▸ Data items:
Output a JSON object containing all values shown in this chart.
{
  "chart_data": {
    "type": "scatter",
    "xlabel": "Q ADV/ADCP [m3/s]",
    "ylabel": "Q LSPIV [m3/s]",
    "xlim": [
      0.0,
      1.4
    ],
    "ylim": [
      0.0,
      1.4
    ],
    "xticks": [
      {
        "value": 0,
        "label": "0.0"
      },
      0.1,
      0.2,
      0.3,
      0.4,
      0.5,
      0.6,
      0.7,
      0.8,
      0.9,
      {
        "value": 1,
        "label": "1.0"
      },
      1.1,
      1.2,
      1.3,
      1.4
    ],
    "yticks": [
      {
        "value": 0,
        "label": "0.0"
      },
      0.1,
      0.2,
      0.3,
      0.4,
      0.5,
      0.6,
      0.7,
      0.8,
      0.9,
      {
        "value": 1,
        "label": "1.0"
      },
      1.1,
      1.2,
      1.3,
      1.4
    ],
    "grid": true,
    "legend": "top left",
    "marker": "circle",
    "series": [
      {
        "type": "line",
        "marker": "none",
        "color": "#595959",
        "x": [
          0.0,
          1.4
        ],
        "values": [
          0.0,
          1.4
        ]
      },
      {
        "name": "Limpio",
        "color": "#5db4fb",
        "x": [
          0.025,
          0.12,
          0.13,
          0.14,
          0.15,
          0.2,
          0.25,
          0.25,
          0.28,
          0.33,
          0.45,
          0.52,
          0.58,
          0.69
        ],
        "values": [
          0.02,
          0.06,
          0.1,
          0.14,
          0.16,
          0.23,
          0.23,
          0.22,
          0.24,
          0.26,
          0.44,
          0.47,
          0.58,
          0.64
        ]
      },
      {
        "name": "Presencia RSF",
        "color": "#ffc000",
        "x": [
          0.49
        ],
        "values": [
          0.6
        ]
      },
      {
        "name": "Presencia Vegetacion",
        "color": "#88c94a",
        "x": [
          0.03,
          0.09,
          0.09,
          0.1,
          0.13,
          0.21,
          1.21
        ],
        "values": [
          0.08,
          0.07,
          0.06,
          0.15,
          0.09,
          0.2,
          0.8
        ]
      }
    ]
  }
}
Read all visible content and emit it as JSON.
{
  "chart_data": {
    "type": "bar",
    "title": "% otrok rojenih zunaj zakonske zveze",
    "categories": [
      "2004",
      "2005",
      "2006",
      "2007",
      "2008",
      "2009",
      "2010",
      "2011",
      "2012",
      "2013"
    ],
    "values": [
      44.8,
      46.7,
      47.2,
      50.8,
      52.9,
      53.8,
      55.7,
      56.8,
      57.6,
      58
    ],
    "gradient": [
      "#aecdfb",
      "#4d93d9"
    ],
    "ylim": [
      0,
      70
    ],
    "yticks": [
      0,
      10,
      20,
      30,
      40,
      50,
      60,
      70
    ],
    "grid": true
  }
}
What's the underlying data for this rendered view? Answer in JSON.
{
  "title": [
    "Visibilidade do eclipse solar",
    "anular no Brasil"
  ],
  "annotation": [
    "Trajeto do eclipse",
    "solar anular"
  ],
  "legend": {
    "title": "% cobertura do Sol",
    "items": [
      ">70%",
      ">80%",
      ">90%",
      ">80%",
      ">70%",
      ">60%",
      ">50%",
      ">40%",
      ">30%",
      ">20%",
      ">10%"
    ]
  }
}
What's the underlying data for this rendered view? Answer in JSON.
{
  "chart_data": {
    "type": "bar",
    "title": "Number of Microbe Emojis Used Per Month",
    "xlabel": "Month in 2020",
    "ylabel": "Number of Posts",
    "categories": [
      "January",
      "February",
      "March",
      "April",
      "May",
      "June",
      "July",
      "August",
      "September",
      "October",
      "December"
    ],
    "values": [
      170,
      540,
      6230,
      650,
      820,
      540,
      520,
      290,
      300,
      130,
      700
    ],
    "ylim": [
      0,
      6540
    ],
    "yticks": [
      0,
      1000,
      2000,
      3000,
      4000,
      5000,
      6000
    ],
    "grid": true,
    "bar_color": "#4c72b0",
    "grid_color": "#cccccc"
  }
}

▸ The task: Copy out every entry again, exactly as it was given.

▸ Response:
Output a JSON object containing all values shown in this chart.
{
  "chart_data": {
    "type": "scatter",
    "xlabel": "Q ADV/ADCP [m3/s]",
    "ylabel": "Q LSPIV [m3/s]",
    "xlim": [
      0.0,
      1.4
    ],
    "ylim": [
      0.0,
      1.4
    ],
    "xticks": [
      {
        "value": 0,
        "label": "0.0"
      },
      0.1,
      0.2,
      0.3,
      0.4,
      0.5,
      0.6,
      0.7,
      0.8,
      0.9,
      {
        "value": 1,
        "label": "1.0"
      },
      1.1,
      1.2,
      1.3,
      1.4
    ],
    "yticks": [
      {
        "value": 0,
        "label": "0.0"
      },
      0.1,
      0.2,
      0.3,
      0.4,
      0.5,
      0.6,
      0.7,
      0.8,
      0.9,
      {
        "value": 1,
        "label": "1.0"
      },
      1.1,
      1.2,
      1.3,
      1.4
    ],
    "grid": true,
    "legend": "top left",
    "marker": "circle",
    "series": [
      {
        "type": "line",
        "marker": "none",
        "color": "#595959",
        "x": [
          0.0,
          1.4
        ],
        "values": [
          0.0,
          1.4
        ]
      },
      {
        "name": "Limpio",
        "color": "#5db4fb",
        "x": [
          0.025,
          0.12,
          0.13,
          0.14,
          0.15,
          0.2,
          0.25,
          0.25,
          0.28,
          0.33,
          0.45,
          0.52,
          0.58,
          0.69
        ],
        "values": [
          0.02,
          0.06,
          0.1,
          0.14,
          0.16,
          0.23,
          0.23,
          0.22,
          0.24,
          0.26,
          0.44,
          0.47,
          0.58,
          0.64
        ]
      },
      {
        "name": "Presencia RSF",
        "color": "#ffc000",
        "x": [
          0.49
        ],
        "values": [
          0.6
        ]
      },
      {
        "name": "Presencia Vegetacion",
        "color": "#88c94a",
        "x": [
          0.03,
          0.09,
          0.09,
          0.1,
          0.13,
          0.21,
          1.21
        ],
        "values": [
          0.08,
          0.07,
          0.06,
          0.15,
          0.09,
          0.2,
          0.8
        ]
      }
    ]
  }
}
Read all visible content and emit it as JSON.
{
  "chart_data": {
    "type": "bar",
    "title": "% otrok rojenih zunaj zakonske zveze",
    "categories": [
      "2004",
      "2005",
      "2006",
      "2007",
      "2008",
      "2009",
      "2010",
      "2011",
      "2012",
      "2013"
    ],
    "values": [
      44.8,
      46.7,
      47.2,
      50.8,
      52.9,
      53.8,
      55.7,
      56.8,
      57.6,
      58
    ],
    "gradient": [
      "#aecdfb",
      "#4d93d9"
    ],
    "ylim": [
      0,
      70
    ],
    "yticks": [
      0,
      10,
      20,
      30,
      40,
      50,
      60,
      70
    ],
    "grid": true
  }
}
What's the underlying data for this rendered view? Answer in JSON.
{
  "title": [
    "Visibilidade do eclipse solar",
    "anular no Brasil"
  ],
  "annotation": [
    "Trajeto do eclipse",
    "solar anular"
  ],
  "legend": {
    "title": "% cobertura do Sol",
    "items": [
      ">70%",
      ">80%",
      ">90%",
      ">80%",
      ">70%",
      ">60%",
      ">50%",
      ">40%",
      ">30%",
      ">20%",
      ">10%"
    ]
  }
}
What's the underlying data for this rendered view? Answer in JSON.
{
  "chart_data": {
    "type": "bar",
    "title": "Number of Microbe Emojis Used Per Month",
    "xlabel": "Month in 2020",
    "ylabel": "Number of Posts",
    "categories": [
      "January",
      "February",
      "March",
      "April",
      "May",
      "June",
      "July",
      "August",
      "September",
      "October",
      "December"
    ],
    "values": [
      170,
      540,
      6230,
      650,
      820,
      540,
      520,
      290,
      300,
      130,
      700
    ],
    "ylim": [
      0,
      6540
    ],
    "yticks": [
      0,
      1000,
      2000,
      3000,
      4000,
      5000,
      6000
    ],
    "grid": true,
    "bar_color": "#4c72b0",
    "grid_color": "#cccccc"
  }
}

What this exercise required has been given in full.